◆ REQUIREMENTS
From the Pthreads n-queens thread below, reproduce the passage between "As good practice" and "threads. Good luck.", inclusive.

* start PASSAGE SHOWN *

How to parallelize my n queen puzzle with Pthreads?

Question

Well there were quite some mistakes, but the first one really caused all to be 0. Note that your program works fine if only one thread is used.

Inside solve you split up the work per thread by computing start and end, however this should not be done once col > 0, because in the recursion you have to go over all rows again.
You share the variables hist and count amongst your threads without protecting them in a critical section, using for example semaphores. In this case you can do without the semaphores by giving each thread their own version of these variables and accumulating all the count entries in the join of the threads. Sharing count will cause problems with a low probability, but sharing is nevertheless wrong because you can not assume that count++ is an atomic read-modify-write operation. Sharing hist is just algorithmically wrong.
If NTHREADS doesn't divide SIZE exactly, then the calculation of the last end does not necessarily yield SIZE-1.
If NTHREADS > SIZE your start and end will always be -1.
As good practice you should always check if malloc (and friends) don't return NULL as this means you ran out of memory. It is also respectful to the user of your program if you check the command line arguments for correctness.

If you solve these mistakes you will get 92 every time you run it on a regular sized chess board regardless the number of threads. Good luck.

As to code examples (asked below), I'm a bit a bit reluctant, but here you go. Personally I would have made many more changes, but I stuck closest to your code as possible:

#include <stdio.h>
#include <stdlib.h>
#include <time.h>
#include <pthread.h>
#include <assert.h>

int NTHREADS, SIZE;
int ** hist = NULL;
int * count = NULL;

static void oof(void)
{
    fprintf(stderr, "Out of memory.\n");
    exit(1);
}

void solve(int col, int tid)

* end PASSAGE SHOWN *
* start RECORD EXCERPTS *

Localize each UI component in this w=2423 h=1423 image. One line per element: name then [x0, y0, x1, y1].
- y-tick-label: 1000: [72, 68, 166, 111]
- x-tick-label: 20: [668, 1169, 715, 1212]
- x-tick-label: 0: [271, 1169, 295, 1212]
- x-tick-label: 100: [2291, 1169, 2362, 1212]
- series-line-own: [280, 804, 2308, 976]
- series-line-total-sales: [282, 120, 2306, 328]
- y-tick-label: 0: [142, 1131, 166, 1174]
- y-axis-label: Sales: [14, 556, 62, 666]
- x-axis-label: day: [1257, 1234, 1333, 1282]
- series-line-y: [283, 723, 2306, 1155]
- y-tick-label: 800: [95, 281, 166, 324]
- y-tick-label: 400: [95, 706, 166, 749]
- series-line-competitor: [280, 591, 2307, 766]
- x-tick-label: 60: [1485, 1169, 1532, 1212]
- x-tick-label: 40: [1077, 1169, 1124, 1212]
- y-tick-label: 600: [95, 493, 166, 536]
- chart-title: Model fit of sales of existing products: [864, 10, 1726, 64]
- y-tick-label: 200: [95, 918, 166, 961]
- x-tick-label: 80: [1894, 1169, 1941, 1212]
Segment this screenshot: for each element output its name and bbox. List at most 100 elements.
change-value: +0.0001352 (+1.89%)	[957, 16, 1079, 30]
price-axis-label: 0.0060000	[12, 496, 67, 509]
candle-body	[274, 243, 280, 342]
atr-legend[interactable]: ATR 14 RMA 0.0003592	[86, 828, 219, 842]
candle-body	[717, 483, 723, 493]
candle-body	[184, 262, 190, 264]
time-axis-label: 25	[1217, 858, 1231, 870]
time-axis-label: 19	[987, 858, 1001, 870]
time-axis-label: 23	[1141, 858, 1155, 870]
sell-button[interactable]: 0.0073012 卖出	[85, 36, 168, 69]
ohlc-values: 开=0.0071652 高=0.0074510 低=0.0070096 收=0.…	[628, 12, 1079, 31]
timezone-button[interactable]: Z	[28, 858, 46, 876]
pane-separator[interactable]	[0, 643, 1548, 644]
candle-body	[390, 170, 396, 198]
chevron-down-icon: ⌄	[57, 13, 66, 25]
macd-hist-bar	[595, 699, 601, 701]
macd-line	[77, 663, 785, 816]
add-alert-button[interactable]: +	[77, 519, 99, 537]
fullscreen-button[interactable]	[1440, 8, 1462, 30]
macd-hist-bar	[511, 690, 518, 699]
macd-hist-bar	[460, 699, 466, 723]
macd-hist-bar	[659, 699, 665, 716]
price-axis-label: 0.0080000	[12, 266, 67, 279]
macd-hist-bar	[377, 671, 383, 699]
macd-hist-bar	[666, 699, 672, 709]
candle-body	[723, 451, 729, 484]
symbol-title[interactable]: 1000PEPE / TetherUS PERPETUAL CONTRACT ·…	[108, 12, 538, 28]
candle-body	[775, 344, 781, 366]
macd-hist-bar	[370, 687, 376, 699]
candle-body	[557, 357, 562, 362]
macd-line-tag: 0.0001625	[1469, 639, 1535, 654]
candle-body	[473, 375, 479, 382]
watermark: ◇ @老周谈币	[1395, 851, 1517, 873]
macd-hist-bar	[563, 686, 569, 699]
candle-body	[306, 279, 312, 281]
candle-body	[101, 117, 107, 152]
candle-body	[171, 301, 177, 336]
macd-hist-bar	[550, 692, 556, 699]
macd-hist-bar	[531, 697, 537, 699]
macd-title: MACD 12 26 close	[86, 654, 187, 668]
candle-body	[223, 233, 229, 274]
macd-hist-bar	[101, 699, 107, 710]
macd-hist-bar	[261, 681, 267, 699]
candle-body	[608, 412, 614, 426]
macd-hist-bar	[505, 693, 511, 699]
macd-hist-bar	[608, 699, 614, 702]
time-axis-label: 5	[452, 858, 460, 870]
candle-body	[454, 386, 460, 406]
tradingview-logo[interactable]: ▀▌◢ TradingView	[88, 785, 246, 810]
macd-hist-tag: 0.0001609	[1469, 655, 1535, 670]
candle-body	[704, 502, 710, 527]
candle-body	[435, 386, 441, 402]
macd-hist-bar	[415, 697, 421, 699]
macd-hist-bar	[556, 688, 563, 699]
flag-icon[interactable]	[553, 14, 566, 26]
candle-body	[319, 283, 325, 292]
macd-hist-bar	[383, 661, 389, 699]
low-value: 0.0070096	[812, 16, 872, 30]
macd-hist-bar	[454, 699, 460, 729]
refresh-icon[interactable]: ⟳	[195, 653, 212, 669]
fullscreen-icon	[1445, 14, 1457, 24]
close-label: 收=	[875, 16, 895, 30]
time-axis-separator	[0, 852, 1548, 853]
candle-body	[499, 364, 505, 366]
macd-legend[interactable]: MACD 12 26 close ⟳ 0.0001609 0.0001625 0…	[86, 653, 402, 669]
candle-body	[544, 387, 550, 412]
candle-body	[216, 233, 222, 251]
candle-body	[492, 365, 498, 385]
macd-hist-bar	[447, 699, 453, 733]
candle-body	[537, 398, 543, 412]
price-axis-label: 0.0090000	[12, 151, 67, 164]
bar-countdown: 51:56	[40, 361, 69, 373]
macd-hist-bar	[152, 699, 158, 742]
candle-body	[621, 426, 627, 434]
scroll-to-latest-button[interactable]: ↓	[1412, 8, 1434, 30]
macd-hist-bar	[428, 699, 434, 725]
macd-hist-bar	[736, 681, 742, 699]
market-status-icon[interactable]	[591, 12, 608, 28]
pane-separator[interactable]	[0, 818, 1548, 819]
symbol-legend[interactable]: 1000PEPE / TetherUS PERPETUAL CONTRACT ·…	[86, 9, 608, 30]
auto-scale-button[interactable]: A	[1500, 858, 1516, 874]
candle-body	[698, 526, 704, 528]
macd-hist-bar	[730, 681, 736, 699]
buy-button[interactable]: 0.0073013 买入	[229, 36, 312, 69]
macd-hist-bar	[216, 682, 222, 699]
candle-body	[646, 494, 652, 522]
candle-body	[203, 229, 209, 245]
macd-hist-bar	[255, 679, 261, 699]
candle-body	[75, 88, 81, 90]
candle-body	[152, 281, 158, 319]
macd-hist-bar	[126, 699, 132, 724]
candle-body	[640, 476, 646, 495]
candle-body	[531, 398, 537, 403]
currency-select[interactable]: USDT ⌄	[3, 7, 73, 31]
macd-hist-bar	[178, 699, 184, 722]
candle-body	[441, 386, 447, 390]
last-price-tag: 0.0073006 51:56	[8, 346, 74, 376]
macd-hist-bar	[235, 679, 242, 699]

* end RECORD EXCERPTS *

◆ OUTPUT
As good practice you should always check if malloc (and friends) don't return NULL as this means you ran out of memory. It is also respectful to the user of your program if you check the command line arguments for correctness.

If you solve these mistakes you will get 92 every time you run it on a regular sized chess board regardless the number of threads. Good luck.